— BEGIN —

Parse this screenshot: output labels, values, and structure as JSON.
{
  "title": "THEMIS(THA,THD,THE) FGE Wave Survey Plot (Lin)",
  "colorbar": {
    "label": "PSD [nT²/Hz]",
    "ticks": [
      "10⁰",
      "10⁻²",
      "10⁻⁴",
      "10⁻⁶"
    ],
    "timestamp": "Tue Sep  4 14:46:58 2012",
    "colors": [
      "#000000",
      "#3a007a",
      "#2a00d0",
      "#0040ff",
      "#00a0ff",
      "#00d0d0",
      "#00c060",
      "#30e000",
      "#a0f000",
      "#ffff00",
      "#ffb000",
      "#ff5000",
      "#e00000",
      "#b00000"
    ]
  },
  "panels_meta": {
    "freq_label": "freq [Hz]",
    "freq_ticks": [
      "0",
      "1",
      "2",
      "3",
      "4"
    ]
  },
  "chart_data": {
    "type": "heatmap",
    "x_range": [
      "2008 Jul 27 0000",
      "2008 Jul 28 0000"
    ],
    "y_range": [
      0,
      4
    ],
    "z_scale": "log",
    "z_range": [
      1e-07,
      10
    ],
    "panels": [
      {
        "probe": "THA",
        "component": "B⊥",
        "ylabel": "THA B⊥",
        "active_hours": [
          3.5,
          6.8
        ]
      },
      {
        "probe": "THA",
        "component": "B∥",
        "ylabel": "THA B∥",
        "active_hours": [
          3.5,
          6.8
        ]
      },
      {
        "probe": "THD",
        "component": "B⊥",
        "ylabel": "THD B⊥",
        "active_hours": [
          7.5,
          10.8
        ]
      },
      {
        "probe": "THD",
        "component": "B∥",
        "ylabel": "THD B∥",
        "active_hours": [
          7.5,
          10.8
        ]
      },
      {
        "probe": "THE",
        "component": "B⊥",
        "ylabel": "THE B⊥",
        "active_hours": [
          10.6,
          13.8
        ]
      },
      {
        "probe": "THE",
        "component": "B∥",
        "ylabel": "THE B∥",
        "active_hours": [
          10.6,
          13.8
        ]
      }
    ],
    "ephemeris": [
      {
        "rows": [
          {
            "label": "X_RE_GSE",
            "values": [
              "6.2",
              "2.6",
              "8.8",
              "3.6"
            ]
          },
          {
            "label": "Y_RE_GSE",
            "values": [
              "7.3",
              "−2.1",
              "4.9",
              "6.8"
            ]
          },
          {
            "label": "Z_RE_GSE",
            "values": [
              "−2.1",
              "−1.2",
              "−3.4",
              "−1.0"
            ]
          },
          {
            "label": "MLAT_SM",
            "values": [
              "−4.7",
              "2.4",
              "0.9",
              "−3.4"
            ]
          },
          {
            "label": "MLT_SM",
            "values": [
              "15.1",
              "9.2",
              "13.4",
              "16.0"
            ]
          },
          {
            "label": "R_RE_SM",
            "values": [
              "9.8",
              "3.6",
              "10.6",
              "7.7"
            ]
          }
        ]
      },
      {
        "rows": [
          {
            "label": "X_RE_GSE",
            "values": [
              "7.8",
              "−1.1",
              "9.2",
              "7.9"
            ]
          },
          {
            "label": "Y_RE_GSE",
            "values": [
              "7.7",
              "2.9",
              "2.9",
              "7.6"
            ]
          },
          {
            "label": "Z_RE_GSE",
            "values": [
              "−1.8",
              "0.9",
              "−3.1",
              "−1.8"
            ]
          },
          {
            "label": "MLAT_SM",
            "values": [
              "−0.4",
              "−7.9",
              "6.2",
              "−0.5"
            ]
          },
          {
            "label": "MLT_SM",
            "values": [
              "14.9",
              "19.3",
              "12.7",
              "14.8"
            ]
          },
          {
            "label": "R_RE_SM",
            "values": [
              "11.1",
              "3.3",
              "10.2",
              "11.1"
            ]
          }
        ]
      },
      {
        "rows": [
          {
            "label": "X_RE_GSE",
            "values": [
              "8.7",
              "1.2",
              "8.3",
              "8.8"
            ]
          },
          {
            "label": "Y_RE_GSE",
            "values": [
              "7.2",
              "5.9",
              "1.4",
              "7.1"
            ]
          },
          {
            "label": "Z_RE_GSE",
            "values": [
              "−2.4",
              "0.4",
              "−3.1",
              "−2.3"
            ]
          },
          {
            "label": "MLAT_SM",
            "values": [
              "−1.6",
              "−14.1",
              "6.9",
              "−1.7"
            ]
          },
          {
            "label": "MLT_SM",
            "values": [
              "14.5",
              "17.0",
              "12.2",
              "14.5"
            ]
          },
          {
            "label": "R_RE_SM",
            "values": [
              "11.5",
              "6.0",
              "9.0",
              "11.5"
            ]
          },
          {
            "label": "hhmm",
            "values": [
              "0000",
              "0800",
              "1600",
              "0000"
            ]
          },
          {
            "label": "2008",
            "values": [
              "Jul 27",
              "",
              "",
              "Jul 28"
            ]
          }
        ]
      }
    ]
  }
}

— END —

EXERCISE PROMPT: Filter lines by "ylabel" and return each hit.

OUTPUT OF THE TASK:
        "ylabel": "THA B⊥",
        "ylabel": "THA B∥",
        "ylabel": "THD B⊥",
        "ylabel": "THD B∥",
        "ylabel": "THE B⊥",
        "ylabel": "THE B∥",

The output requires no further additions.